Pictures do not belong in your copy. Repeat all the other data exactly.
++++ SOURCE MATERIAL ++++
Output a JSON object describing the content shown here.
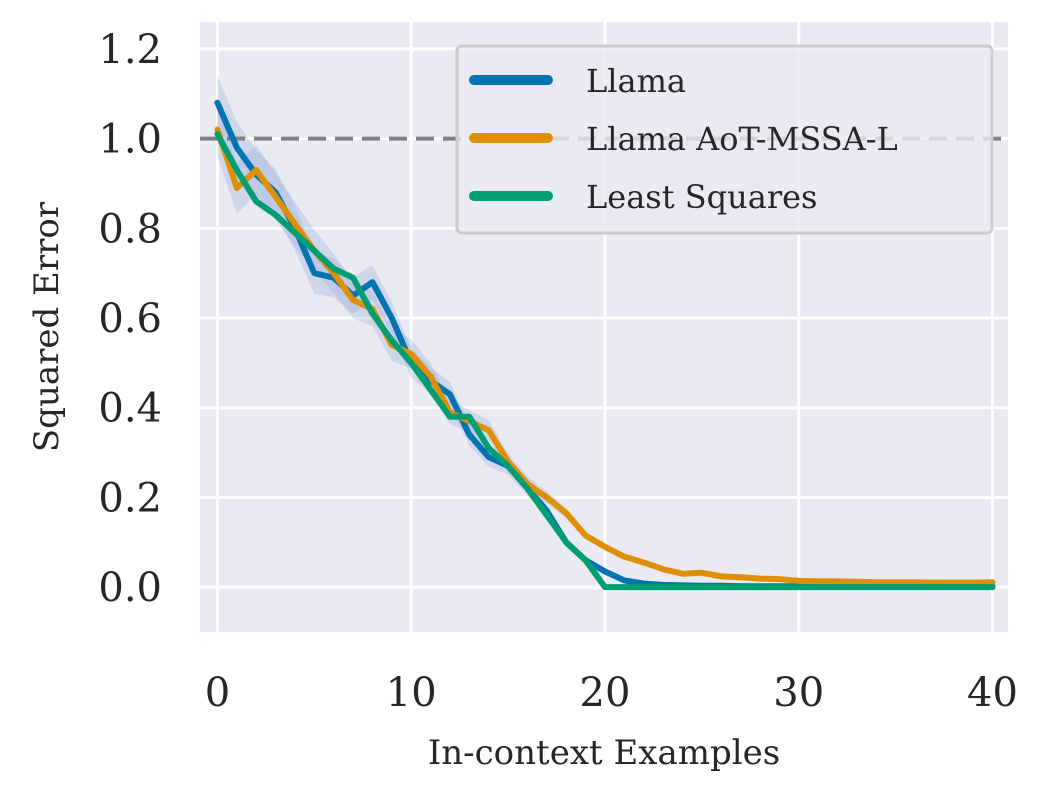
{
  "chart_data": {
    "type": "line",
    "title": "",
    "xlabel": "In-context Examples",
    "ylabel": "Squared Error",
    "xlim": [
      -0.9,
      40.8
    ],
    "ylim": [
      -0.1,
      1.26
    ],
    "xticks": [
      0,
      10,
      20,
      30,
      40
    ],
    "xtick_labels": [
      "0",
      "10",
      "20",
      "30",
      "40"
    ],
    "yticks": [
      0.0,
      0.2,
      0.4,
      0.6,
      0.8,
      1.0,
      1.2
    ],
    "ytick_labels": [
      "0.0",
      "0.2",
      "0.4",
      "0.6",
      "0.8",
      "1.0",
      "1.2"
    ],
    "grid": true,
    "background": "#eaeaf2",
    "legend_position": "top-right",
    "reference_line": {
      "y": 1.0,
      "style": "dashed",
      "color": "#808080"
    },
    "x": [
      0,
      1,
      2,
      3,
      4,
      5,
      6,
      7,
      8,
      9,
      10,
      11,
      12,
      13,
      14,
      15,
      16,
      17,
      18,
      19,
      20,
      21,
      22,
      23,
      24,
      25,
      26,
      27,
      28,
      29,
      30,
      31,
      32,
      33,
      34,
      35,
      36,
      37,
      38,
      39,
      40
    ],
    "series": [
      {
        "name": "Llama",
        "color": "#0173b2",
        "band_color": "#9fb3dd",
        "values": [
          1.08,
          0.98,
          0.92,
          0.88,
          0.8,
          0.7,
          0.69,
          0.65,
          0.68,
          0.6,
          0.5,
          0.46,
          0.43,
          0.34,
          0.29,
          0.27,
          0.22,
          0.17,
          0.1,
          0.06,
          0.035,
          0.015,
          0.008,
          0.005,
          0.004,
          0.003,
          0.003,
          0.002,
          0.002,
          0.002,
          0.002,
          0.002,
          0.002,
          0.002,
          0.002,
          0.002,
          0.002,
          0.002,
          0.002,
          0.002,
          0.002
        ]
      },
      {
        "name": "Llama AoT-MSSA-L",
        "color": "#de8f05",
        "band_color": "#9fb3dd",
        "values": [
          1.02,
          0.89,
          0.93,
          0.87,
          0.81,
          0.75,
          0.7,
          0.64,
          0.62,
          0.54,
          0.52,
          0.47,
          0.39,
          0.37,
          0.35,
          0.28,
          0.23,
          0.2,
          0.165,
          0.115,
          0.09,
          0.068,
          0.055,
          0.04,
          0.03,
          0.032,
          0.024,
          0.022,
          0.019,
          0.018,
          0.014,
          0.013,
          0.013,
          0.012,
          0.011,
          0.011,
          0.011,
          0.01,
          0.01,
          0.01,
          0.011
        ]
      },
      {
        "name": "Least Squares",
        "color": "#029e73",
        "values": [
          1.01,
          0.93,
          0.86,
          0.83,
          0.79,
          0.75,
          0.71,
          0.69,
          0.61,
          0.55,
          0.5,
          0.44,
          0.38,
          0.38,
          0.31,
          0.27,
          0.22,
          0.16,
          0.1,
          0.06,
          0.0,
          0.0,
          0.0,
          0.0,
          0.0,
          0.0,
          0.0,
          0.0,
          0.0,
          0.0,
          0.0,
          0.0,
          0.0,
          0.0,
          0.0,
          0.0,
          0.0,
          0.0,
          0.0,
          0.0,
          0.0
        ]
      }
    ]
  }
}
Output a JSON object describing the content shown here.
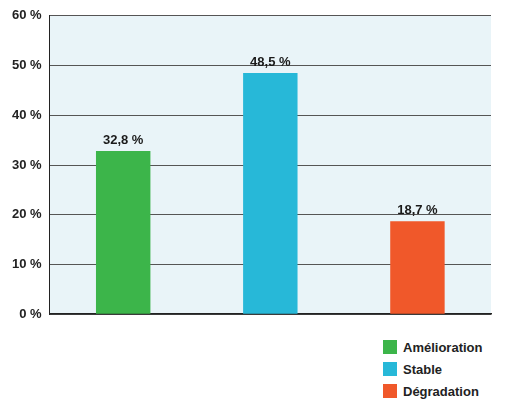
{
  "chart_data": {
    "type": "bar",
    "categories": [
      "Amélioration",
      "Stable",
      "Dégradation"
    ],
    "values": [
      32.8,
      48.5,
      18.7
    ],
    "value_labels": [
      "32,8 %",
      "48,5 %",
      "18,7 %"
    ],
    "colors": [
      "#3cb54a",
      "#27b8d8",
      "#f0582a"
    ],
    "ylim": [
      0,
      60
    ],
    "yticks": [
      {
        "value": 0,
        "label": "0 %"
      },
      {
        "value": 10,
        "label": "10 %"
      },
      {
        "value": 20,
        "label": "20 %"
      },
      {
        "value": 30,
        "label": "30 %"
      },
      {
        "value": 40,
        "label": "40 %"
      },
      {
        "value": 50,
        "label": "50 %"
      },
      {
        "value": 60,
        "label": "60 %"
      }
    ],
    "grid": true,
    "data_labels": true,
    "tick_labels": "y",
    "legend": "bottom-right"
  }
}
++++
◆ FINISHED ANSWER ◆
Output a JSON object describing the content shown here.
{
  "chart_data": {
    "type": "line",
    "title": "",
    "xlabel": "In-context Examples",
    "ylabel": "Squared Error",
    "xlim": [
      -0.9,
      40.8
    ],
    "ylim": [
      -0.1,
      1.26
    ],
    "xticks": [
      0,
      10,
      20,
      30,
      40
    ],
    "xtick_labels": [
      "0",
      "10",
      "20",
      "30",
      "40"
    ],
    "yticks": [
      0.0,
      0.2,
      0.4,
      0.6,
      0.8,
      1.0,
      1.2
    ],
    "ytick_labels": [
      "0.0",
      "0.2",
      "0.4",
      "0.6",
      "0.8",
      "1.0",
      "1.2"
    ],
    "grid": true,
    "background": "#eaeaf2",
    "legend_position": "top-right",
    "reference_line": {
      "y": 1.0,
      "style": "dashed",
      "color": "#808080"
    },
    "x": [
      0,
      1,
      2,
      3,
      4,
      5,
      6,
      7,
      8,
      9,
      10,
      11,
      12,
      13,
      14,
      15,
      16,
      17,
      18,
      19,
      20,
      21,
      22,
      23,
      24,
      25,
      26,
      27,
      28,
      29,
      30,
      31,
      32,
      33,
      34,
      35,
      36,
      37,
      38,
      39,
      40
    ],
    "series": [
      {
        "name": "Llama",
        "color": "#0173b2",
        "band_color": "#9fb3dd",
        "values": [
          1.08,
          0.98,
          0.92,
          0.88,
          0.8,
          0.7,
          0.69,
          0.65,
          0.68,
          0.6,
          0.5,
          0.46,
          0.43,
          0.34,
          0.29,
          0.27,
          0.22,
          0.17,
          0.1,
          0.06,
          0.035,
          0.015,
          0.008,
          0.005,
          0.004,
          0.003,
          0.003,
          0.002,
          0.002,
          0.002,
          0.002,
          0.002,
          0.002,
          0.002,
          0.002,
          0.002,
          0.002,
          0.002,
          0.002,
          0.002,
          0.002
        ]
      },
      {
        "name": "Llama AoT-MSSA-L",
        "color": "#de8f05",
        "band_color": "#9fb3dd",
        "values": [
          1.02,
          0.89,
          0.93,
          0.87,
          0.81,
          0.75,
          0.7,
          0.64,
          0.62,
          0.54,
          0.52,
          0.47,
          0.39,
          0.37,
          0.35,
          0.28,
          0.23,
          0.2,
          0.165,
          0.115,
          0.09,
          0.068,
          0.055,
          0.04,
          0.03,
          0.032,
          0.024,
          0.022,
          0.019,
          0.018,
          0.014,
          0.013,
          0.013,
          0.012,
          0.011,
          0.011,
          0.011,
          0.01,
          0.01,
          0.01,
          0.011
        ]
      },
      {
        "name": "Least Squares",
        "color": "#029e73",
        "values": [
          1.01,
          0.93,
          0.86,
          0.83,
          0.79,
          0.75,
          0.71,
          0.69,
          0.61,
          0.55,
          0.5,
          0.44,
          0.38,
          0.38,
          0.31,
          0.27,
          0.22,
          0.16,
          0.1,
          0.06,
          0.0,
          0.0,
          0.0,
          0.0,
          0.0,
          0.0,
          0.0,
          0.0,
          0.0,
          0.0,
          0.0,
          0.0,
          0.0,
          0.0,
          0.0,
          0.0,
          0.0,
          0.0,
          0.0,
          0.0,
          0.0
        ]
      }
    ]
  }
}
Output a JSON object describing the content shown here.
{
  "chart_data": {
    "type": "bar",
    "categories": [
      "Amélioration",
      "Stable",
      "Dégradation"
    ],
    "values": [
      32.8,
      48.5,
      18.7
    ],
    "value_labels": [
      "32,8 %",
      "48,5 %",
      "18,7 %"
    ],
    "colors": [
      "#3cb54a",
      "#27b8d8",
      "#f0582a"
    ],
    "ylim": [
      0,
      60
    ],
    "yticks": [
      {
        "value": 0,
        "label": "0 %"
      },
      {
        "value": 10,
        "label": "10 %"
      },
      {
        "value": 20,
        "label": "20 %"
      },
      {
        "value": 30,
        "label": "30 %"
      },
      {
        "value": 40,
        "label": "40 %"
      },
      {
        "value": 50,
        "label": "50 %"
      },
      {
        "value": 60,
        "label": "60 %"
      }
    ],
    "grid": true,
    "data_labels": true,
    "tick_labels": "y",
    "legend": "bottom-right"
  }
}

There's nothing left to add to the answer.